> _Exercise objective_
Return every line below in which "мяса" appears.

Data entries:
◆ ◆ ◆ ◆
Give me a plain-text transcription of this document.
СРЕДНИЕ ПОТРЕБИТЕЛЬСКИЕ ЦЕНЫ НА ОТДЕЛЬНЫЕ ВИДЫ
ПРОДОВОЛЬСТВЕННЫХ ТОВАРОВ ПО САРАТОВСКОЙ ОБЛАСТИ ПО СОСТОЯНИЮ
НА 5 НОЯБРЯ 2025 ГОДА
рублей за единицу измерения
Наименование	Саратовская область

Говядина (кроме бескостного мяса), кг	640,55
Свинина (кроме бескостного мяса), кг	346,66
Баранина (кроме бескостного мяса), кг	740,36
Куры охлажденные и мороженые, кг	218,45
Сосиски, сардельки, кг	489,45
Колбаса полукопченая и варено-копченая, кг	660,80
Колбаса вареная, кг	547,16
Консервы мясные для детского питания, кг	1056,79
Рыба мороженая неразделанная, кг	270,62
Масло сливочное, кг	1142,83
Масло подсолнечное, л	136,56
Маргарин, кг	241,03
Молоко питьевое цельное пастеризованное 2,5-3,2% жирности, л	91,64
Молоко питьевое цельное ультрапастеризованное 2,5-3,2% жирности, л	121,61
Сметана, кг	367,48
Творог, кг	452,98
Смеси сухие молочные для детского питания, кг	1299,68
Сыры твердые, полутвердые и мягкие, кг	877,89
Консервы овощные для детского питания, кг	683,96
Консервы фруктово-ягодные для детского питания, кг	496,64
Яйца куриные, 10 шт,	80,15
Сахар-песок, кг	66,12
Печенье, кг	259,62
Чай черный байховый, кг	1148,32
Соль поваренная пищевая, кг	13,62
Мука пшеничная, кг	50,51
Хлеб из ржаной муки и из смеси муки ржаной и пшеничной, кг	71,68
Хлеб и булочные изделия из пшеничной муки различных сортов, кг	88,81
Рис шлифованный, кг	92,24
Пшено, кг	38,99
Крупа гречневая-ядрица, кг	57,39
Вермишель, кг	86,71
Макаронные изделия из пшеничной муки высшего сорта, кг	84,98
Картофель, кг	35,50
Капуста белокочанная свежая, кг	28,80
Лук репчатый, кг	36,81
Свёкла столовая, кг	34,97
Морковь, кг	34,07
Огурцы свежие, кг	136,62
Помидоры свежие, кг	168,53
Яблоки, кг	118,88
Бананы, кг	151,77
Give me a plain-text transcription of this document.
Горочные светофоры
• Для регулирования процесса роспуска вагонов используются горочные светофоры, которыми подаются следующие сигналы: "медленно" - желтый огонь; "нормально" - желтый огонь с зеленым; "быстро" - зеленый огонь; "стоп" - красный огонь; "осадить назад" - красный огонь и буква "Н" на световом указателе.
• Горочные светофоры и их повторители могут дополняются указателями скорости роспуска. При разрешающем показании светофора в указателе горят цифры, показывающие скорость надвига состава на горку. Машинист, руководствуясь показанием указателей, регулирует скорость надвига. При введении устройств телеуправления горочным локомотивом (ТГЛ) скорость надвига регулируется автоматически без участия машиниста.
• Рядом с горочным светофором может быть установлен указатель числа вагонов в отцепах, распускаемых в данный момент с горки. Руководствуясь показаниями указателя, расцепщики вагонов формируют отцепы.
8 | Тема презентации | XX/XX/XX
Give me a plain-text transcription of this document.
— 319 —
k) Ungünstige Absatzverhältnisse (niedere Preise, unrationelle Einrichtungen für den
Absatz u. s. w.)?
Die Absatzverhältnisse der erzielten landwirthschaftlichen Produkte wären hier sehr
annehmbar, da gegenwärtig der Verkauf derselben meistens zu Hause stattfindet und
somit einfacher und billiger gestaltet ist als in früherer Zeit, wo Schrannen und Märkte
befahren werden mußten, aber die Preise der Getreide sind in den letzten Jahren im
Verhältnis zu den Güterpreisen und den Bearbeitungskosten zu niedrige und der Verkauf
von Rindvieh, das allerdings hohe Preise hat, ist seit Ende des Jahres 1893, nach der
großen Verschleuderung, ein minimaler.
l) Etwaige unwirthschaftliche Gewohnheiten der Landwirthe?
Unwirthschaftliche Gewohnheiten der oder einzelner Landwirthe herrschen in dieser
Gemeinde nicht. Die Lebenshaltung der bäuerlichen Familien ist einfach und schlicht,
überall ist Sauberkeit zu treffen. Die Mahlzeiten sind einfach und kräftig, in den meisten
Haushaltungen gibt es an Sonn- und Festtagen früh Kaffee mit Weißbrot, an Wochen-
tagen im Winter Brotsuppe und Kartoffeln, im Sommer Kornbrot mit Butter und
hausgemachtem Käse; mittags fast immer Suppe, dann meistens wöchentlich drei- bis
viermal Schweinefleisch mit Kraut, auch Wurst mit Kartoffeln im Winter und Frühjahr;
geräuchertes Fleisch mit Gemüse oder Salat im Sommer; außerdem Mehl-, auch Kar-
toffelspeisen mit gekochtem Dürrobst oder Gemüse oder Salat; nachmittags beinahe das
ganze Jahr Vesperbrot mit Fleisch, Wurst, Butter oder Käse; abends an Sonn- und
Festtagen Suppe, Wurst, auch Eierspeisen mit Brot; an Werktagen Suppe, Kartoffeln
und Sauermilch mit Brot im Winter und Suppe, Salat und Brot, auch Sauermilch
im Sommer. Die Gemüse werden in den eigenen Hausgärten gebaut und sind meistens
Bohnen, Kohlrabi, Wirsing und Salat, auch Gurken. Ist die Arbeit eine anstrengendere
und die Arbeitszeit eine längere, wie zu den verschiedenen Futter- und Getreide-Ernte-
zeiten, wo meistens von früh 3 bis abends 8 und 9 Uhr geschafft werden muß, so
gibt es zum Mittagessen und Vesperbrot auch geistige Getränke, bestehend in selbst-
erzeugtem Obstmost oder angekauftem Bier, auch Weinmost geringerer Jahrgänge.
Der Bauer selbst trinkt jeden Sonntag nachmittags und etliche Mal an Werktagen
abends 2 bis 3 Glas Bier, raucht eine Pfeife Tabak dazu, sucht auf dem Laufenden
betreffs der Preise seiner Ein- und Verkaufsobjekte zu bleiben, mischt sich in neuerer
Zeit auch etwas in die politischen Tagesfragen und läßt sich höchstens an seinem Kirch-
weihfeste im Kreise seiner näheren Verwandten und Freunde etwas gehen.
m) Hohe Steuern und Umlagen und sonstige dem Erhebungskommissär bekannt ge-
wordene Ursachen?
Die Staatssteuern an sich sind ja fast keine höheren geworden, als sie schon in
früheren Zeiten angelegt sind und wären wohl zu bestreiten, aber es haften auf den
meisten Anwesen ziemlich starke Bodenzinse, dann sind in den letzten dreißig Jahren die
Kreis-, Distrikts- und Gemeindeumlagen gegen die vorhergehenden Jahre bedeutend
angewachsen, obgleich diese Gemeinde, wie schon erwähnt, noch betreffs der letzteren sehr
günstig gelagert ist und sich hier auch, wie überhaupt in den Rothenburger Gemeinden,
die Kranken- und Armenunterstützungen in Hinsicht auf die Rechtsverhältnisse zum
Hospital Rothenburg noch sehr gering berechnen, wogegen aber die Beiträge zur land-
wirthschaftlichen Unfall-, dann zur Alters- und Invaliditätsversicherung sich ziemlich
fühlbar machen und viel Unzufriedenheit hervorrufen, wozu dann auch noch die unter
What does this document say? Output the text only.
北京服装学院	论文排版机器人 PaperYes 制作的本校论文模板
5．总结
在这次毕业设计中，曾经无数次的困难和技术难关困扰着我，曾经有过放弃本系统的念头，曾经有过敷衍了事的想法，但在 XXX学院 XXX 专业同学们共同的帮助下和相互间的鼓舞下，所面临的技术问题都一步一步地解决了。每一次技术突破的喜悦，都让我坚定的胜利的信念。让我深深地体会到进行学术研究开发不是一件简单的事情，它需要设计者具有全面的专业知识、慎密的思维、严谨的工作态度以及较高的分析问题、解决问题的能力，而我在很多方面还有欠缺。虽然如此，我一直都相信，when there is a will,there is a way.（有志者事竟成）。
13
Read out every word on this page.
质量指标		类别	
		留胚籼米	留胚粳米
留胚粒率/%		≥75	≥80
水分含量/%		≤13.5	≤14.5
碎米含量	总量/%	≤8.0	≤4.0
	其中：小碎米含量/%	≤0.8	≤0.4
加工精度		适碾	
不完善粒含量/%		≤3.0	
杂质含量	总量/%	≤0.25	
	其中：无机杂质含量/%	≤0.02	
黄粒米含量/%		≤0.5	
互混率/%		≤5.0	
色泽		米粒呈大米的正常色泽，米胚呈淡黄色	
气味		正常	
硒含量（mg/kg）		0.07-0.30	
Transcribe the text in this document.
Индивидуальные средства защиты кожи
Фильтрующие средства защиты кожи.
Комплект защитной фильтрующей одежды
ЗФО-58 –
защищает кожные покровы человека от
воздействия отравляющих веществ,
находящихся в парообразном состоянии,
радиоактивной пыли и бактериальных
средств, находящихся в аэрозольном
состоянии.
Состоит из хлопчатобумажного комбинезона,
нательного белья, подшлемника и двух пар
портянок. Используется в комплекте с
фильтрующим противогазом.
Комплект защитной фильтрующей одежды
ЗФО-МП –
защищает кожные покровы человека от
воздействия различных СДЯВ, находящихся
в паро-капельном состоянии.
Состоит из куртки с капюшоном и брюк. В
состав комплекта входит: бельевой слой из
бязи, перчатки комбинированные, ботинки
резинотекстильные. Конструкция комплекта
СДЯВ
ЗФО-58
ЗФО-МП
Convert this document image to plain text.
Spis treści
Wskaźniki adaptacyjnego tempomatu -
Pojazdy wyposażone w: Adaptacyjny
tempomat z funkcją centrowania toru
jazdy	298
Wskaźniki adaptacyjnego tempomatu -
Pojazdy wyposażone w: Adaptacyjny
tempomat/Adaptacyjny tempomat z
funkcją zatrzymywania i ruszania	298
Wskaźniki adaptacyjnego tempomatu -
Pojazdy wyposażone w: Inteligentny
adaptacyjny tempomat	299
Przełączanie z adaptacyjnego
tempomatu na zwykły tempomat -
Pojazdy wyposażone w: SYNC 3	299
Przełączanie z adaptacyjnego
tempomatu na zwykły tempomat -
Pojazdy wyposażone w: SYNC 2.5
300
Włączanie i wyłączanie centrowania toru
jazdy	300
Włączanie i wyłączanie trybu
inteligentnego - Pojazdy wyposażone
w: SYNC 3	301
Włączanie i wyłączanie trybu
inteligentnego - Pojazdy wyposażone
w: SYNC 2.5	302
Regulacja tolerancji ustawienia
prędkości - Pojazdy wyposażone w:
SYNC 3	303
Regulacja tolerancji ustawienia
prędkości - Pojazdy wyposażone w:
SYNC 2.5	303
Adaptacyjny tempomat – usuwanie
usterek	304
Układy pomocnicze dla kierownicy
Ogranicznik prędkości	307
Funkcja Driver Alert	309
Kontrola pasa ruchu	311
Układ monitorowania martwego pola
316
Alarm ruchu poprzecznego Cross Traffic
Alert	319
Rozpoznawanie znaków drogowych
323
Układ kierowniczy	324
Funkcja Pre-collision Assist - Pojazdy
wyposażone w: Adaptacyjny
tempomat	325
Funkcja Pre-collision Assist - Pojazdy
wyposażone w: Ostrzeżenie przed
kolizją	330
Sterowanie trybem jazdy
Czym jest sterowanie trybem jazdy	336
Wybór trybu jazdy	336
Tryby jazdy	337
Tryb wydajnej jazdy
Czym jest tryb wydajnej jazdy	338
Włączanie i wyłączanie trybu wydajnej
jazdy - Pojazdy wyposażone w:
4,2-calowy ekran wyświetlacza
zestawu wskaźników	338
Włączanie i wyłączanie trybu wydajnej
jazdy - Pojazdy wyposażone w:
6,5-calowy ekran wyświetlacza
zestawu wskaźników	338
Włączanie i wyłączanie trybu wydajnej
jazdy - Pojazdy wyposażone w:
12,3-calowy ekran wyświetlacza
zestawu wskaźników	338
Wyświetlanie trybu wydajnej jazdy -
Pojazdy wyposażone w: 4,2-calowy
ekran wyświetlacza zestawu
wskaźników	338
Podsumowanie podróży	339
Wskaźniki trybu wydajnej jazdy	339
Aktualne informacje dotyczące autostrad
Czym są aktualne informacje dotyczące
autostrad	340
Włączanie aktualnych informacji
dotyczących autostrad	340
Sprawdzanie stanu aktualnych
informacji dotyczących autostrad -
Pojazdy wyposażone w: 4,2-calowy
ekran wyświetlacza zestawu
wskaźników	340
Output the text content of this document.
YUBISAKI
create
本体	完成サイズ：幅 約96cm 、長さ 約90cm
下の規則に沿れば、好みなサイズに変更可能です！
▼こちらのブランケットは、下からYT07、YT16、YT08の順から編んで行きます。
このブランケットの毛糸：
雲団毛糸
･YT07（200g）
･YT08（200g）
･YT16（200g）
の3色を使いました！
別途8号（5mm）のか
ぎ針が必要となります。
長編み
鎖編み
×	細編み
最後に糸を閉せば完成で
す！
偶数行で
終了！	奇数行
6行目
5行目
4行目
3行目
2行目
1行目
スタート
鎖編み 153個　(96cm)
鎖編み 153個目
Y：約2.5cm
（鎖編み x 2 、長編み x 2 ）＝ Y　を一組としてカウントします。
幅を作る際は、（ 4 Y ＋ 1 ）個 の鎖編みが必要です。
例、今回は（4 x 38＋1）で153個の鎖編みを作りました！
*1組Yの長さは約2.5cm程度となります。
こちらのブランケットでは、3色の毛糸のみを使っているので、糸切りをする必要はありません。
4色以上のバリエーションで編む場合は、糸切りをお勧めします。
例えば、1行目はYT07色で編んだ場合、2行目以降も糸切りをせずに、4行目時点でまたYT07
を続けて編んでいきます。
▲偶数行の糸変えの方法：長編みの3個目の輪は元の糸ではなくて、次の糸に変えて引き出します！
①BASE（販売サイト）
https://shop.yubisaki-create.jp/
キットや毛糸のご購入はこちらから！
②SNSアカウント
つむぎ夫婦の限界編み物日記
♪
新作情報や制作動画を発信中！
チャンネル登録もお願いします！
◆ ◆ ◆ ◆
> _Correct response_
Говядина (кроме бескостного мяса), кг	640,55
Свинина (кроме бескостного мяса), кг	346,66
Баранина (кроме бескостного мяса), кг	740,36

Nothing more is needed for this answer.